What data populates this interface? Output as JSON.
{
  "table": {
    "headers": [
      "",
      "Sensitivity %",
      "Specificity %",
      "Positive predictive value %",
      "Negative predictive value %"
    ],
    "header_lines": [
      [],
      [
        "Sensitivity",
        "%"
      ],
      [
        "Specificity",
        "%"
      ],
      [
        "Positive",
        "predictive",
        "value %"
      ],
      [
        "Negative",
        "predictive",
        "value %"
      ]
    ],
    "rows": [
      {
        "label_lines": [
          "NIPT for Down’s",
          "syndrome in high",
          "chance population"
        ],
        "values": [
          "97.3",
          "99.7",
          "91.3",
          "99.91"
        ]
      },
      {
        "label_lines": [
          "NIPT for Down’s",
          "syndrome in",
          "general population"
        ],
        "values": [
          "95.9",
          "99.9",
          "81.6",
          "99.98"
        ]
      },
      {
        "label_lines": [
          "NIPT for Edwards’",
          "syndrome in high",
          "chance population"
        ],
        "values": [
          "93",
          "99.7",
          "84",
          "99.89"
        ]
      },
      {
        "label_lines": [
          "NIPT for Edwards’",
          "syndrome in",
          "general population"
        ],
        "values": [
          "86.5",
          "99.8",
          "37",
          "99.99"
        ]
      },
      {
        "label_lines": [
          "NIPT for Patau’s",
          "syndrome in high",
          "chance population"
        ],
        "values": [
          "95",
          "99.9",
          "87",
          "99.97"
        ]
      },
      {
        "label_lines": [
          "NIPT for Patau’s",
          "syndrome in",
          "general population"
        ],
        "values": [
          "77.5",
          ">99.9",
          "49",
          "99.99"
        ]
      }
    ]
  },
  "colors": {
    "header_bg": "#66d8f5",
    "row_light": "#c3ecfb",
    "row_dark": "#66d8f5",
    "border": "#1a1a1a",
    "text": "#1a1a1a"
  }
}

··········

PROBLEM TO WORK ON: Copy the entries above exactly, leaving none out.

PROBLEM SOLUTION:
What data populates this interface? Output as JSON.
{
  "table": {
    "headers": [
      "",
      "Sensitivity %",
      "Specificity %",
      "Positive predictive value %",
      "Negative predictive value %"
    ],
    "header_lines": [
      [],
      [
        "Sensitivity",
        "%"
      ],
      [
        "Specificity",
        "%"
      ],
      [
        "Positive",
        "predictive",
        "value %"
      ],
      [
        "Negative",
        "predictive",
        "value %"
      ]
    ],
    "rows": [
      {
        "label_lines": [
          "NIPT for Down’s",
          "syndrome in high",
          "chance population"
        ],
        "values": [
          "97.3",
          "99.7",
          "91.3",
          "99.91"
        ]
      },
      {
        "label_lines": [
          "NIPT for Down’s",
          "syndrome in",
          "general population"
        ],
        "values": [
          "95.9",
          "99.9",
          "81.6",
          "99.98"
        ]
      },
      {
        "label_lines": [
          "NIPT for Edwards’",
          "syndrome in high",
          "chance population"
        ],
        "values": [
          "93",
          "99.7",
          "84",
          "99.89"
        ]
      },
      {
        "label_lines": [
          "NIPT for Edwards’",
          "syndrome in",
          "general population"
        ],
        "values": [
          "86.5",
          "99.8",
          "37",
          "99.99"
        ]
      },
      {
        "label_lines": [
          "NIPT for Patau’s",
          "syndrome in high",
          "chance population"
        ],
        "values": [
          "95",
          "99.9",
          "87",
          "99.97"
        ]
      },
      {
        "label_lines": [
          "NIPT for Patau’s",
          "syndrome in",
          "general population"
        ],
        "values": [
          "77.5",
          ">99.9",
          "49",
          "99.99"
        ]
      }
    ]
  },
  "colors": {
    "header_bg": "#66d8f5",
    "row_light": "#c3ecfb",
    "row_dark": "#66d8f5",
    "border": "#1a1a1a",
    "text": "#1a1a1a"
  }
}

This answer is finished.